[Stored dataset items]
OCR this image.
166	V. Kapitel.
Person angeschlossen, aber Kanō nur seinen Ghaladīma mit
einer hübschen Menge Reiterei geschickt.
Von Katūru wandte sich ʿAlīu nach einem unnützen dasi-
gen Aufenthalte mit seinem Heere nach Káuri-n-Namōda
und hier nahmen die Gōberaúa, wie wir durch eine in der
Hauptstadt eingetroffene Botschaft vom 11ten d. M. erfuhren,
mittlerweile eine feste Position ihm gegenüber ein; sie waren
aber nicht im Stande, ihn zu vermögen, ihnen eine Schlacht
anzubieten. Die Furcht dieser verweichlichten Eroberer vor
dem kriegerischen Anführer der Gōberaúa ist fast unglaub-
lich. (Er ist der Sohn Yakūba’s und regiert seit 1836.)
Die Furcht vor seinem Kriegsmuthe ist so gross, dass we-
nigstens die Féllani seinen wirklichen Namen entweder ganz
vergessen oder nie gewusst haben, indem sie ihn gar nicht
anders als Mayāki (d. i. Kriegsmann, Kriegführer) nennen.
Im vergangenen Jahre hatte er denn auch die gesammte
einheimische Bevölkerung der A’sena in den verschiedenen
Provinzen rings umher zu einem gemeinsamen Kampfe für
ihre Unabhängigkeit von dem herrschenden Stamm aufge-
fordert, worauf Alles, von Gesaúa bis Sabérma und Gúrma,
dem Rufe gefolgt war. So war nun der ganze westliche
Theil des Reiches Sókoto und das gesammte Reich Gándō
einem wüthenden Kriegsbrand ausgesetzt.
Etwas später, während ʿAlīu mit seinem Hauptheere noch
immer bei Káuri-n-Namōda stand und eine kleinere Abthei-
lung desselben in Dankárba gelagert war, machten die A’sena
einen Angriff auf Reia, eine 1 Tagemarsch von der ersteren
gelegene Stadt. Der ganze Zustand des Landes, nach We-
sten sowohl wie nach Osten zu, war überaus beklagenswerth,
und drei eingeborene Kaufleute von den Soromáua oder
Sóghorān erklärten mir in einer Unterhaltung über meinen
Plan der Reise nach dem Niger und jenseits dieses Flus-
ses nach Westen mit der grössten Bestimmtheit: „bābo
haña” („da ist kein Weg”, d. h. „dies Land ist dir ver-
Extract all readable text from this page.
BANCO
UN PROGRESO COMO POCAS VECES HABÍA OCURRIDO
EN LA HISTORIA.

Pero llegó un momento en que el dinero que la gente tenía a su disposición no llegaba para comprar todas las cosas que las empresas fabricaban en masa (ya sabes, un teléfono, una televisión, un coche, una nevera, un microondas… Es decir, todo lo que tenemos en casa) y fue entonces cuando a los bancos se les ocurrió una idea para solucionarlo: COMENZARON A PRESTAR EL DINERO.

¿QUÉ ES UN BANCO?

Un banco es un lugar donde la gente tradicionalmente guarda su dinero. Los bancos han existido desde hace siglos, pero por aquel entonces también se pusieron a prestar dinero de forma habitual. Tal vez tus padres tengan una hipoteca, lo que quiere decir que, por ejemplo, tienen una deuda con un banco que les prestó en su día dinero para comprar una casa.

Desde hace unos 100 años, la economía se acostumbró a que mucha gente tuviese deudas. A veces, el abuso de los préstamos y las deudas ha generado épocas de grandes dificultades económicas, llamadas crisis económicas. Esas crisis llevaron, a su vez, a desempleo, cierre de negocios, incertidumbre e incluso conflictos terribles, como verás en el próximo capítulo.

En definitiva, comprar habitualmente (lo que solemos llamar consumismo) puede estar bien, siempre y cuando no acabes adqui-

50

Exercise brief: List each line of the entries that holds the string "this".

Written answer:
OCR this image.
Extract all readable text from this page.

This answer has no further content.